▶ **PASSAGE TO READ**:
-- start --

# Headache with 2 x 6 tongue and groove



## ChrWright (Aug 19, 2007)

I don't believe what you're describing is a good idea for several reasons:

Applications over concrete require special care since most concrete tends to allow water vapor transition which can warp solid woods (and even certain plywoods if they aren't rated for exterior/wet use.) I would consider installing treated sleepers, and then a traditional subfloor. Even then, an engineered T&G floor would be a better choice than solid wood.

You won't find an angled floor nailer that uses 3 1/4" nails. If you don't use a good long fastener with that thick of material, you run the risk of cupping. 

Another consideration:

Most garage floors are lower than the main house, as well. If you're down close to grade, your floor is going to be subjected to a lot of moisture issues that can cause wood floors to move, gap, cup, etc.


----------



## cricket1 (May 29, 2007)

*headache with 2 x 6 tongue and groove*

Thanks, ChrWright. Problem is I already put down the plywood, but put 6 mil poly underneath, so I hope that moisture will not be a problem. Also, any rain (which doesn't look very likely to happen ever again around here) will be diverted away from the building. Maybe I should ask the lumber people about who buys this kind of wood and what they use it for and what the heck they use to fasten it. I don't like the look of engineered woods, prefer the rustic look. 
Thanks again for your advice.


----------



## troubleseeker (Sep 25, 2006)

Plywood over a vapor barrier on concrete is done pretty regularly in my area, so provided that you fastened the plywood enough (most guys fasten no farther than 18"s apart, and closer along the edges) I don't see a problem with that.

-- end --

(Layout dataset entries)
-- start --

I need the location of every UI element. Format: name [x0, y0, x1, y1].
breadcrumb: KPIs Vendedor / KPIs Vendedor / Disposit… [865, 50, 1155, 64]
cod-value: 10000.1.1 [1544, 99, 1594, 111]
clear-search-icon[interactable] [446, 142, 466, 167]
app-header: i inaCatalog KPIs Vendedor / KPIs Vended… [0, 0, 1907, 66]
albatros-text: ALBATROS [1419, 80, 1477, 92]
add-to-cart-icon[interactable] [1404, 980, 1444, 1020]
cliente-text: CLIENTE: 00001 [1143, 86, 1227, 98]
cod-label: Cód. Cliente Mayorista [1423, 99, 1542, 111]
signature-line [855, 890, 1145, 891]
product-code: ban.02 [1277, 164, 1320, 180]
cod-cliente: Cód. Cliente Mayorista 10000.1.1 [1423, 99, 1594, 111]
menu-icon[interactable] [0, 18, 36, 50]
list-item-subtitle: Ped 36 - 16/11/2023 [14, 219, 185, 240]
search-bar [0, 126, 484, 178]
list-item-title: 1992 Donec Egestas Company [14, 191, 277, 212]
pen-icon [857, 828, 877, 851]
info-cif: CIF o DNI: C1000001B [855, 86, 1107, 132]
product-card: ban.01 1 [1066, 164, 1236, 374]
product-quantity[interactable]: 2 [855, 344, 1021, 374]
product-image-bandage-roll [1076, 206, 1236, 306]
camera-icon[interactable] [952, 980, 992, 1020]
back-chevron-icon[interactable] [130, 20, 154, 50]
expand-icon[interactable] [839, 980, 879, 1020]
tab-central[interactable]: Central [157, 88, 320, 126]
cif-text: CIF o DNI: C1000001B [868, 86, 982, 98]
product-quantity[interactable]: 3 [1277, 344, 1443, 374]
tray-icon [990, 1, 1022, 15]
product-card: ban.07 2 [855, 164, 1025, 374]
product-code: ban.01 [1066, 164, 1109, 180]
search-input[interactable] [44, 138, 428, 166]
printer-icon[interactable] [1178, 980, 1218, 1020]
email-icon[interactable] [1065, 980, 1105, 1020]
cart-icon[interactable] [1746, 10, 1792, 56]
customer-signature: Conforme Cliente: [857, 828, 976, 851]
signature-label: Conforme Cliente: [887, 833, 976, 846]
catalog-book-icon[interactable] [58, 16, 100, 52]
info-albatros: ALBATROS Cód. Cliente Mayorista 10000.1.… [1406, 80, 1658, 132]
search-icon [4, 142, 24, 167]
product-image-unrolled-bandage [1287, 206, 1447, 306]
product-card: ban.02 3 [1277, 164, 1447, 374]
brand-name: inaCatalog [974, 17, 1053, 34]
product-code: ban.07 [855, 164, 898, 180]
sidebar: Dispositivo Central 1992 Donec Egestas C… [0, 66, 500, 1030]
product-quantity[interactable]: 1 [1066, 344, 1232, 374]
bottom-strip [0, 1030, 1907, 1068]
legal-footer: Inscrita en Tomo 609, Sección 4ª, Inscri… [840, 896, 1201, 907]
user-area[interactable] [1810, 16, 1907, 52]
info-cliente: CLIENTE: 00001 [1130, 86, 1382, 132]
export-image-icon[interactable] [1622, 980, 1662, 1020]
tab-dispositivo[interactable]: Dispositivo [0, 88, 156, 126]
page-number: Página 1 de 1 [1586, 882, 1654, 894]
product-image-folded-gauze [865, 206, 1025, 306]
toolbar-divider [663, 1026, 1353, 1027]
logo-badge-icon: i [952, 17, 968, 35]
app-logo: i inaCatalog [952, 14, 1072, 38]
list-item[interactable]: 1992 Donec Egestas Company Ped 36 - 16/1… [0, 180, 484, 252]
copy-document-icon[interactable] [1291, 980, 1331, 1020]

-- end --
-- start --

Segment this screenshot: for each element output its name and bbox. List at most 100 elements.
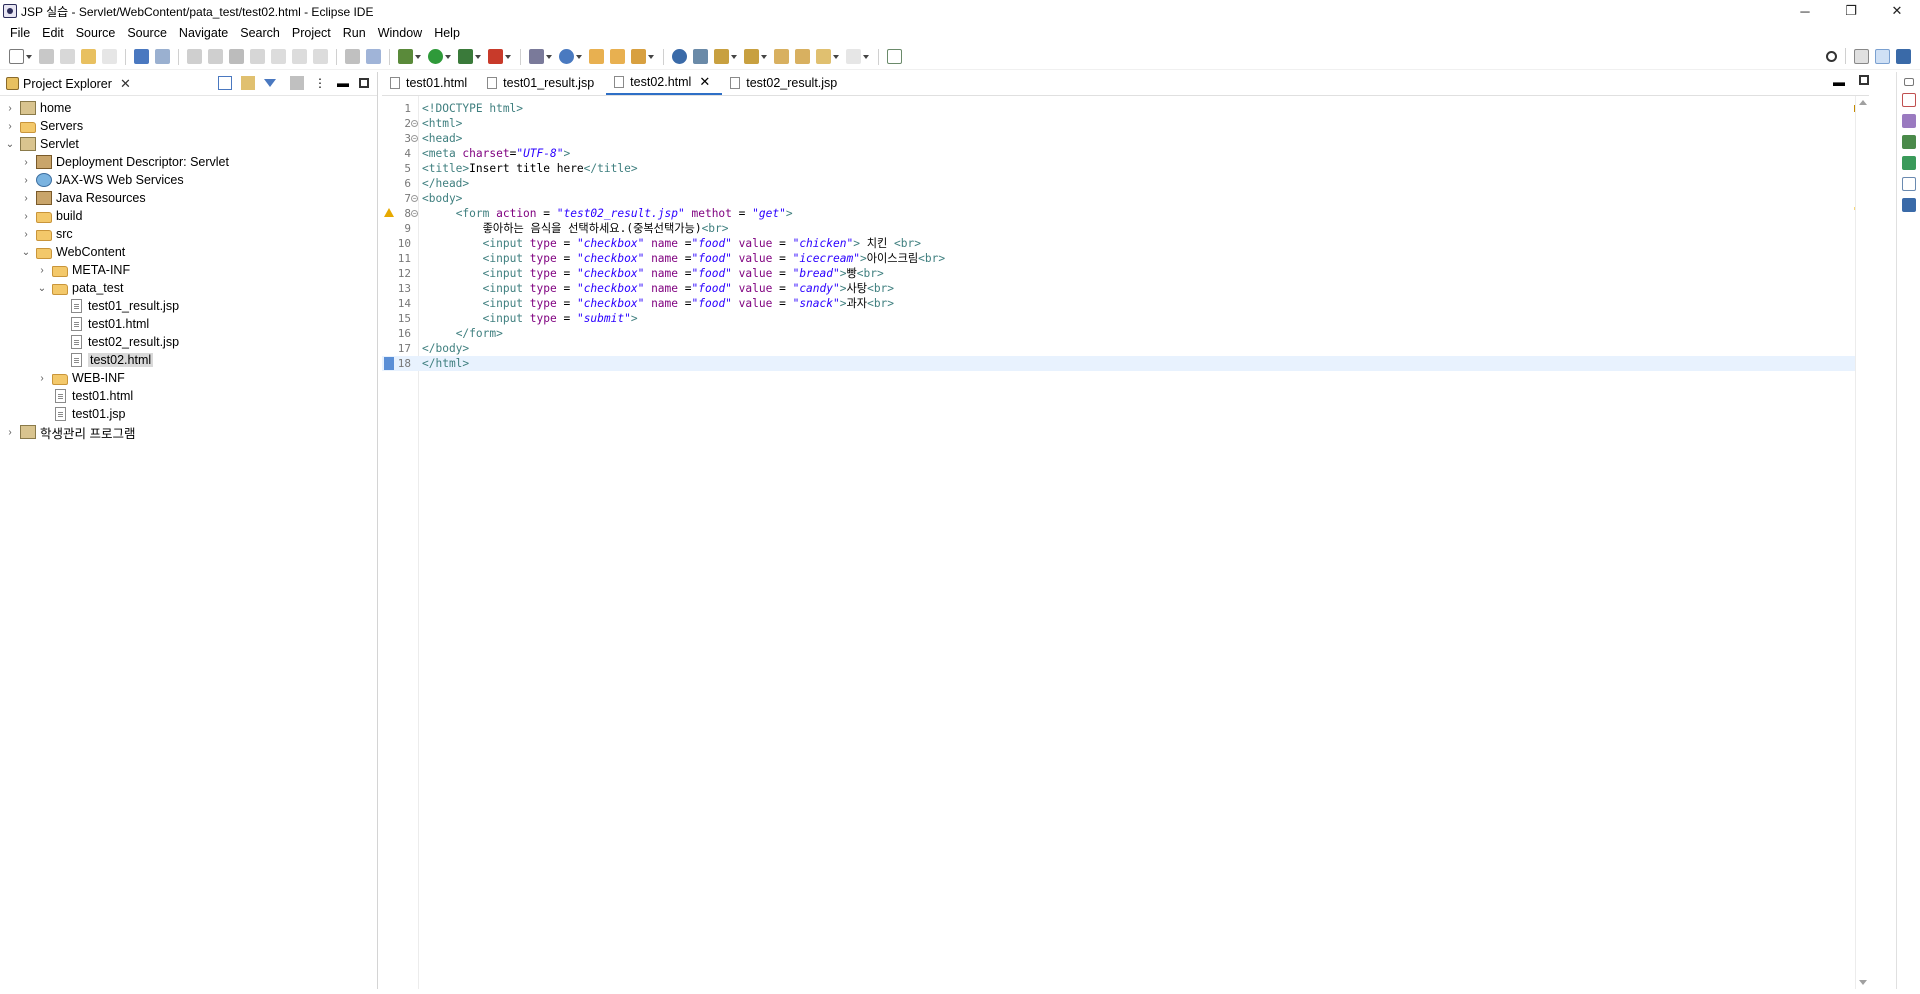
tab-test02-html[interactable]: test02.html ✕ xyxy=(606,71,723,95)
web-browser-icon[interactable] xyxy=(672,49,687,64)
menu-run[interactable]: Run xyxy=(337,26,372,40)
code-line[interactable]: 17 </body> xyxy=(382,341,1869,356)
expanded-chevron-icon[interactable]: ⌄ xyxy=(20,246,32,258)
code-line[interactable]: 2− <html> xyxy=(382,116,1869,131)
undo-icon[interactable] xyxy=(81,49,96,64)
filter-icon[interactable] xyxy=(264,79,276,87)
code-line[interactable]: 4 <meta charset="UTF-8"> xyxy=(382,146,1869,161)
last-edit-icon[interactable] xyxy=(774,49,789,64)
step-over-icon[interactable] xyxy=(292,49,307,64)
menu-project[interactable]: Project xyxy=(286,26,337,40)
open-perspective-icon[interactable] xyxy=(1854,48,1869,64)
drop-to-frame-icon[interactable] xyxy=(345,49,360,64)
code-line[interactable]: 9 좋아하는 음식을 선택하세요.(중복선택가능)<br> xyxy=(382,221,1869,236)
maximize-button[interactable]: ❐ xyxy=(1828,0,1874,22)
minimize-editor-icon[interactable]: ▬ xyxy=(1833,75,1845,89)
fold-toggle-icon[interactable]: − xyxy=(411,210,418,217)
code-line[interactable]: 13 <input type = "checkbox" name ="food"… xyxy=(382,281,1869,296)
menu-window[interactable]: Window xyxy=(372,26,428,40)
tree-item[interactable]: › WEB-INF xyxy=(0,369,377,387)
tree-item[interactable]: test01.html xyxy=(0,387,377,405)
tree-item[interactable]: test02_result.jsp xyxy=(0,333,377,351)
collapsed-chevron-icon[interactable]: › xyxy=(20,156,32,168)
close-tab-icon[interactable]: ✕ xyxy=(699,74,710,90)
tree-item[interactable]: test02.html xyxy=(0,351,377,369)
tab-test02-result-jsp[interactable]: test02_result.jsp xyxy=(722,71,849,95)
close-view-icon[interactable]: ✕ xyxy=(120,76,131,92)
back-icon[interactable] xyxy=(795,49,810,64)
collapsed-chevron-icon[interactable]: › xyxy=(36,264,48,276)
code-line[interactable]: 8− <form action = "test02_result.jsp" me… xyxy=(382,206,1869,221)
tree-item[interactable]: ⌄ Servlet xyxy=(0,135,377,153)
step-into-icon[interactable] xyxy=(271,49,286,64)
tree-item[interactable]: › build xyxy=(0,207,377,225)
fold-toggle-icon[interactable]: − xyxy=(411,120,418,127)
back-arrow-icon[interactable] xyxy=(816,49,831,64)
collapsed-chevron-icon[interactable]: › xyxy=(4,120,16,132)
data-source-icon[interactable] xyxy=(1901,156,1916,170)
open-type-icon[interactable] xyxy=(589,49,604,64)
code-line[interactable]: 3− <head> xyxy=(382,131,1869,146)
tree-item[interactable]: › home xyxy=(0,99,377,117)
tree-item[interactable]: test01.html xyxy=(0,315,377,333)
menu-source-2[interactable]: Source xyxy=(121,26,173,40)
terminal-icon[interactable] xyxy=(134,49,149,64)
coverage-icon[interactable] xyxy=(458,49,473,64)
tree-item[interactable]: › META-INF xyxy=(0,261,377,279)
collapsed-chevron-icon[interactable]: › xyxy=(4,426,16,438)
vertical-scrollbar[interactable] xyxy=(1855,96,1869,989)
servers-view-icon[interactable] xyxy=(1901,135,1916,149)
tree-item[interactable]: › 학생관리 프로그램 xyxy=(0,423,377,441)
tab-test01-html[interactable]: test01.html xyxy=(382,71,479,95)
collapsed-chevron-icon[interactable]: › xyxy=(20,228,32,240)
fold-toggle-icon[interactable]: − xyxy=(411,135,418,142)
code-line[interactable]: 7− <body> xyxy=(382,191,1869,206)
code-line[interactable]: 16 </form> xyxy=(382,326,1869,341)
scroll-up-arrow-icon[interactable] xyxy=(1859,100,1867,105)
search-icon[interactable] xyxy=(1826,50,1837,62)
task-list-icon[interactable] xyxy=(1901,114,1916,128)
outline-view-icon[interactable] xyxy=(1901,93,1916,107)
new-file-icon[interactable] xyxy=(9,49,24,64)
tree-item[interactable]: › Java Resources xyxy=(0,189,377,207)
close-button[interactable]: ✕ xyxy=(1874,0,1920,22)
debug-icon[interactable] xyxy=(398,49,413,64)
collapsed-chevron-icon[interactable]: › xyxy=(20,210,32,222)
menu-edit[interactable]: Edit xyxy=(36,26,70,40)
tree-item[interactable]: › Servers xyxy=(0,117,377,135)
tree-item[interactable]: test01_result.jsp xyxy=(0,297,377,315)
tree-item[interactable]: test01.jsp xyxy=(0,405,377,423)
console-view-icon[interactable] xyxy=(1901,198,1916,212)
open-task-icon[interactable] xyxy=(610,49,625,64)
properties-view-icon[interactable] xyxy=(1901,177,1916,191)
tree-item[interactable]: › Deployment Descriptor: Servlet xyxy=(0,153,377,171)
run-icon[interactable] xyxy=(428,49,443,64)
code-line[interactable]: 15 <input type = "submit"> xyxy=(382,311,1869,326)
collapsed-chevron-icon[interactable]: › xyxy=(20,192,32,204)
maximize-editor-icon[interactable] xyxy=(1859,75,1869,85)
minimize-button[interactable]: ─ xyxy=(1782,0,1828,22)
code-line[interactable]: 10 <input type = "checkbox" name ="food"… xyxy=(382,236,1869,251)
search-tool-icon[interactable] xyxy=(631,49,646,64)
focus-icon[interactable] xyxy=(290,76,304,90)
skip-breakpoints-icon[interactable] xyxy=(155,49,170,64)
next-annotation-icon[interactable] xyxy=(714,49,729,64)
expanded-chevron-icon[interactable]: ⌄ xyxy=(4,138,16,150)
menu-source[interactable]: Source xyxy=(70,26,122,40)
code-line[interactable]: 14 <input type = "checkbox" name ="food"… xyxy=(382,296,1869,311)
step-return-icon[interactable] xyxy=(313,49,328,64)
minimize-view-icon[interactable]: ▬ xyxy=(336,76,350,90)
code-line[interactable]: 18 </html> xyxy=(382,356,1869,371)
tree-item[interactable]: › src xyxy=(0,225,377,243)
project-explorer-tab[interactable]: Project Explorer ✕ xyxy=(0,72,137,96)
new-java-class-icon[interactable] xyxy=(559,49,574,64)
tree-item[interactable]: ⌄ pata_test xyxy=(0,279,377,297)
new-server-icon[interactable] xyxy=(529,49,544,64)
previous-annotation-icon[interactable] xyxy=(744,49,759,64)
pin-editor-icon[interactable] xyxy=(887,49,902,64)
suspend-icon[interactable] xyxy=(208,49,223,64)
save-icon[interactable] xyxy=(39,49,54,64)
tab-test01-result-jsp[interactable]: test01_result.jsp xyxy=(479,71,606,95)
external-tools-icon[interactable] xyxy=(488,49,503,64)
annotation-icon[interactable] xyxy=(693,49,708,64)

-- end --

▶ **YOUR TASKS**:
[a] In the forum thread about tongue-and-groove flooring, why does ChrWright say that laying wood over concrete needs special care? Answer in one to three sentences.
[b] In the forum thread about tongue-and-groove flooring, reproduce the text word for word from "You won't find" up to and including "(May 29, 2007)".

▶ **ANSWERS TO THE EXERCISE**:
[a] Most concrete lets water vapor pass through, and that moisture can warp solid wood. It can even warp some plywoods if they aren't rated for exterior or wet use.

[b]
You won't find an angled floor nailer that uses 3 1/4" nails. If you don't use a good long fastener with that thick of material, you run the risk of cupping. 

Another consideration:

Most garage floors are lower than the main house, as well. If you're down close to grade, your floor is going to be subjected to a lot of moisture issues that can cause wood floors to move, gap, cup, etc.


----------



## cricket1 (May 29, 2007)